---------- Dataset excerpts

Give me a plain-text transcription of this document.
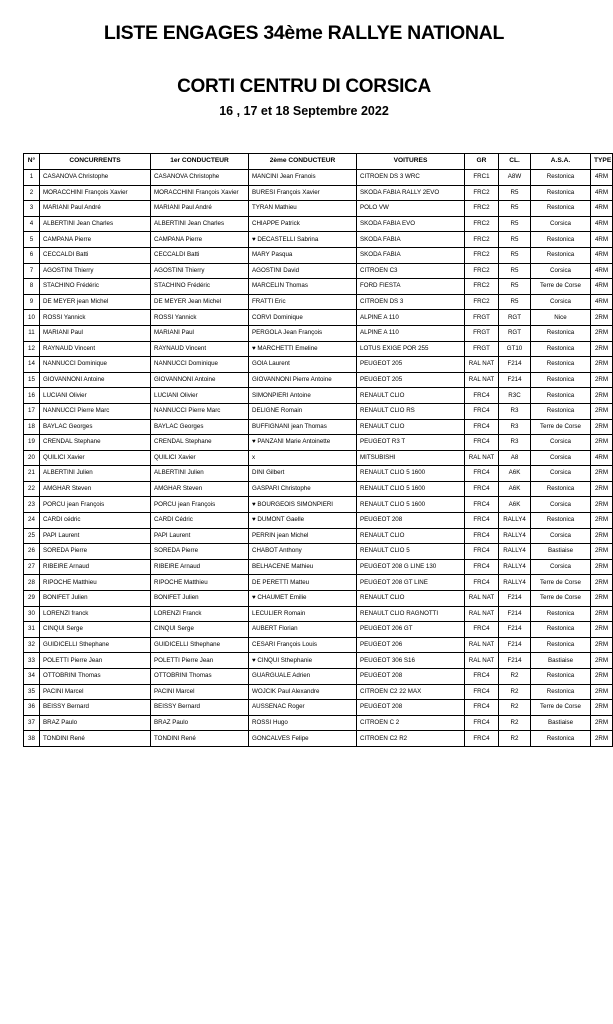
LISTE ENGAGES 34ème RALLYE NATIONAL
CORTI CENTRU DI CORSICA
16 , 17 et 18 Septembre 2022
N°	CONCURRENTS	1er CONDUCTEUR	2ème CONDUCTEUR	VOITURES	GR	CL.	A.S.A.	TYPE
1	CASANOVA Christophe	CASANOVA Christophe	MANCINI Jean Franois	CITROEN DS 3 WRC	FRC1	A8W	Restonica	4RM
2	MORACCHINI François Xavier	MORACCHINI François Xavier	BURESI François Xavier	SKODA FABIA RALLY 2EVO	FRC2	R5	Restonica	4RM
3	MARIANI Paul André	MARIANI Paul André	TYRAN Mathieu	POLO VW	FRC2	R5	Restonica	4RM
4	ALBERTINI Jean Charles	ALBERTINI Jean Charles	CHIAPPE Patrick	SKODA FABIA EVO	FRC2	R5	Corsica	4RM
5	CAMPANA Pierre	CAMPANA Pierre	♥ DECASTELLI Sabrina	SKODA FABIA	FRC2	R5	Restonica	4RM
6	CECCALDI Batti	CECCALDI Batti	MARY Pasqua	SKODA FABIA	FRC2	R5	Restonica	4RM
7	AGOSTINI Thierry	AGOSTINI Thierry	AGOSTINI David	CITROEN C3	FRC2	R5	Corsica	4RM
8	STACHINO Frédéric	STACHINO Frédéric	MARCELIN Thomas	FORD FIESTA	FRC2	R5	Terre de Corse	4RM
9	DE MEYER jean Michel	DE MEYER Jean Michel	FRATTI Eric	CITROEN DS 3	FRC2	R5	Corsica	4RM
10	ROSSI Yannick	ROSSI Yannick	CORVI Dominique	ALPINE A 110	FRGT	RGT	Nice	2RM
11	MARIANI Paul	MARIANI Paul	PERGOLA Jean François	ALPINE A 110	FRGT	RGT	Restonica	2RM
12	RAYNAUD Vincent	RAYNAUD Vincent	♥ MARCHETTI Emeline	LOTUS EXIGE POR 255	FRGT	GT10	Restonica	2RM
14	NANNUCCI Dominique	NANNUCCI Dominique	GOIA Laurent	PEUGEOT 205	RAL NAT	F214	Restonica	2RM
15	GIOVANNONI Antoine	GIOVANNONI Antoine	GIOVANNONI Pierre Antoine	PEUGEOT 205	RAL NAT	F214	Restonica	2RM
16	LUCIANI Olivier	LUCIANI Olivier	SIMONPIERI Antoine	RENAULT CLIO	FRC4	R3C	Restonica	2RM
17	NANNUCCI Pierre Marc	NANNUCCI Pierre Marc	DELIGNE Romain	RENAULT CLIO RS	FRC4	R3	Restonica	2RM
18	BAYLAC Georges	BAYLAC Georges	BUFFIGNANI jean Thomas	RENAULT CLIO	FRC4	R3	Terre de Corse	2RM
19	CRENDAL Stephane	CRENDAL Stephane	♥ PANZANI Marie Antoinette	PEUGEOT R3 T	FRC4	R3	Corsica	2RM
20	QUILICI Xavier	QUILICI Xavier	x	MITSUBISHI	RAL NAT	A8	Corsica	4RM
21	ALBERTINI Julien	ALBERTINI Julien	DINI Gilbert	RENAULT CLIO 5 1600	FRC4	A6K	Corsica	2RM
22	AMGHAR Steven	AMGHAR Steven	GASPARI Christophe	RENAULT CLIO 5 1600	FRC4	A6K	Restonica	2RM
23	PORCU jean François	PORCU jean François	♥ BOURGEOIS SIMONPIERI	RENAULT CLIO 5 1600	FRC4	A6K	Corsica	2RM
24	CARDI cédric	CARDI Cédric	♥ DUMONT Gaelle	PEUGEOT 208	FRC4	RALLY4	Restonica	2RM
25	PAPI Laurent	PAPI Laurent	PERRIN jean Michel	RENAULT CLIO	FRC4	RALLY4	Corsica	2RM
26	SOREDA Pierre	SOREDA Pierre	CHABOT Anthony	RENAULT CLIO 5	FRC4	RALLY4	Bastiaise	2RM
27	RIBEIRE Arnaud	RIBEIRE Arnaud	BELHACENE Mathieu	PEUGEOT 208 G LINE 130	FRC4	RALLY4	Corsica	2RM
28	RIPOCHE Matthieu	RIPOCHE Matthieu	DE PERETTI Matteu	PEUGEOT 208 GT LINE	FRC4	RALLY4	Terre de Corse	2RM
29	BONIFET Julien	BONIFET Julien	♥ CHAUMET Emilie	RENAULT CLIO	RAL NAT	F214	Terre de Corse	2RM
30	LORENZI franck	LORENZI Franck	LECULIER Romain	RENAULT CLIO RAGNOTTI	RAL NAT	F214	Restonica	2RM
31	CINQUI Serge	CINQUI Serge	AUBERT Florian	PEUGEOT 206 GT	FRC4	F214	Restonica	2RM
32	GUIDICELLI Sthephane	GUIDICELLI Sthephane	CESARI François Louis	PEUGEOT 206	RAL NAT	F214	Restonica	2RM
33	POLETTI Pierre Jean	POLETTI Pierre Jean	♥ CINQUI Sthephanie	PEUGEOT 306 S16	RAL NAT	F214	Bastiaise	2RM
34	OTTOBRINI Thomas	OTTOBRINI Thomas	GUARGUALE Adrien	PEUGEOT 208	FRC4	R2	Restonica	2RM
35	PACINI Marcel	PACINI Marcel	WOJCIK Paul Alexandre	CITROEN C2 22 MAX	FRC4	R2	Restonica	2RM
36	BEISSY Bernard	BEISSY Bernard	AUSSENAC Roger	PEUGEOT 208	FRC4	R2	Terre de Corse	2RM
37	BRAZ Paulo	BRAZ Paulo	ROSSI Hugo	CITROEN C 2	FRC4	R2	Bastiaise	2RM
38	TONDINI René	TONDINI René	GONCALVES Felipe	CITROEN C2 R2	FRC4	R2	Restonica	2RM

--------------------

**Exercise aim:**
Keep the pictures out of the copy and write out the data exactly as it stands.

**Solution to this exercise:**
Give me a plain-text transcription of this document.
LISTE ENGAGES 34ème RALLYE NATIONAL
CORTI CENTRU DI CORSICA
16 , 17 et 18 Septembre 2022
N°	CONCURRENTS	1er CONDUCTEUR	2ème CONDUCTEUR	VOITURES	GR	CL.	A.S.A.	TYPE
1	CASANOVA Christophe	CASANOVA Christophe	MANCINI Jean Franois	CITROEN DS 3 WRC	FRC1	A8W	Restonica	4RM
2	MORACCHINI François Xavier	MORACCHINI François Xavier	BURESI François Xavier	SKODA FABIA RALLY 2EVO	FRC2	R5	Restonica	4RM
3	MARIANI Paul André	MARIANI Paul André	TYRAN Mathieu	POLO VW	FRC2	R5	Restonica	4RM
4	ALBERTINI Jean Charles	ALBERTINI Jean Charles	CHIAPPE Patrick	SKODA FABIA EVO	FRC2	R5	Corsica	4RM
5	CAMPANA Pierre	CAMPANA Pierre	♥ DECASTELLI Sabrina	SKODA FABIA	FRC2	R5	Restonica	4RM
6	CECCALDI Batti	CECCALDI Batti	MARY Pasqua	SKODA FABIA	FRC2	R5	Restonica	4RM
7	AGOSTINI Thierry	AGOSTINI Thierry	AGOSTINI David	CITROEN C3	FRC2	R5	Corsica	4RM
8	STACHINO Frédéric	STACHINO Frédéric	MARCELIN Thomas	FORD FIESTA	FRC2	R5	Terre de Corse	4RM
9	DE MEYER jean Michel	DE MEYER Jean Michel	FRATTI Eric	CITROEN DS 3	FRC2	R5	Corsica	4RM
10	ROSSI Yannick	ROSSI Yannick	CORVI Dominique	ALPINE A 110	FRGT	RGT	Nice	2RM
11	MARIANI Paul	MARIANI Paul	PERGOLA Jean François	ALPINE A 110	FRGT	RGT	Restonica	2RM
12	RAYNAUD Vincent	RAYNAUD Vincent	♥ MARCHETTI Emeline	LOTUS EXIGE POR 255	FRGT	GT10	Restonica	2RM
14	NANNUCCI Dominique	NANNUCCI Dominique	GOIA Laurent	PEUGEOT 205	RAL NAT	F214	Restonica	2RM
15	GIOVANNONI Antoine	GIOVANNONI Antoine	GIOVANNONI Pierre Antoine	PEUGEOT 205	RAL NAT	F214	Restonica	2RM
16	LUCIANI Olivier	LUCIANI Olivier	SIMONPIERI Antoine	RENAULT CLIO	FRC4	R3C	Restonica	2RM
17	NANNUCCI Pierre Marc	NANNUCCI Pierre Marc	DELIGNE Romain	RENAULT CLIO RS	FRC4	R3	Restonica	2RM
18	BAYLAC Georges	BAYLAC Georges	BUFFIGNANI jean Thomas	RENAULT CLIO	FRC4	R3	Terre de Corse	2RM
19	CRENDAL Stephane	CRENDAL Stephane	♥ PANZANI Marie Antoinette	PEUGEOT R3 T	FRC4	R3	Corsica	2RM
20	QUILICI Xavier	QUILICI Xavier	x	MITSUBISHI	RAL NAT	A8	Corsica	4RM
21	ALBERTINI Julien	ALBERTINI Julien	DINI Gilbert	RENAULT CLIO 5 1600	FRC4	A6K	Corsica	2RM
22	AMGHAR Steven	AMGHAR Steven	GASPARI Christophe	RENAULT CLIO 5 1600	FRC4	A6K	Restonica	2RM
23	PORCU jean François	PORCU jean François	♥ BOURGEOIS SIMONPIERI	RENAULT CLIO 5 1600	FRC4	A6K	Corsica	2RM
24	CARDI cédric	CARDI Cédric	♥ DUMONT Gaelle	PEUGEOT 208	FRC4	RALLY4	Restonica	2RM
25	PAPI Laurent	PAPI Laurent	PERRIN jean Michel	RENAULT CLIO	FRC4	RALLY4	Corsica	2RM
26	SOREDA Pierre	SOREDA Pierre	CHABOT Anthony	RENAULT CLIO 5	FRC4	RALLY4	Bastiaise	2RM
27	RIBEIRE Arnaud	RIBEIRE Arnaud	BELHACENE Mathieu	PEUGEOT 208 G LINE 130	FRC4	RALLY4	Corsica	2RM
28	RIPOCHE Matthieu	RIPOCHE Matthieu	DE PERETTI Matteu	PEUGEOT 208 GT LINE	FRC4	RALLY4	Terre de Corse	2RM
29	BONIFET Julien	BONIFET Julien	♥ CHAUMET Emilie	RENAULT CLIO	RAL NAT	F214	Terre de Corse	2RM
30	LORENZI franck	LORENZI Franck	LECULIER Romain	RENAULT CLIO RAGNOTTI	RAL NAT	F214	Restonica	2RM
31	CINQUI Serge	CINQUI Serge	AUBERT Florian	PEUGEOT 206 GT	FRC4	F214	Restonica	2RM
32	GUIDICELLI Sthephane	GUIDICELLI Sthephane	CESARI François Louis	PEUGEOT 206	RAL NAT	F214	Restonica	2RM
33	POLETTI Pierre Jean	POLETTI Pierre Jean	♥ CINQUI Sthephanie	PEUGEOT 306 S16	RAL NAT	F214	Bastiaise	2RM
34	OTTOBRINI Thomas	OTTOBRINI Thomas	GUARGUALE Adrien	PEUGEOT 208	FRC4	R2	Restonica	2RM
35	PACINI Marcel	PACINI Marcel	WOJCIK Paul Alexandre	CITROEN C2 22 MAX	FRC4	R2	Restonica	2RM
36	BEISSY Bernard	BEISSY Bernard	AUSSENAC Roger	PEUGEOT 208	FRC4	R2	Terre de Corse	2RM
37	BRAZ Paulo	BRAZ Paulo	ROSSI Hugo	CITROEN C 2	FRC4	R2	Bastiaise	2RM
38	TONDINI René	TONDINI René	GONCALVES Felipe	CITROEN C2 R2	FRC4	R2	Restonica	2RM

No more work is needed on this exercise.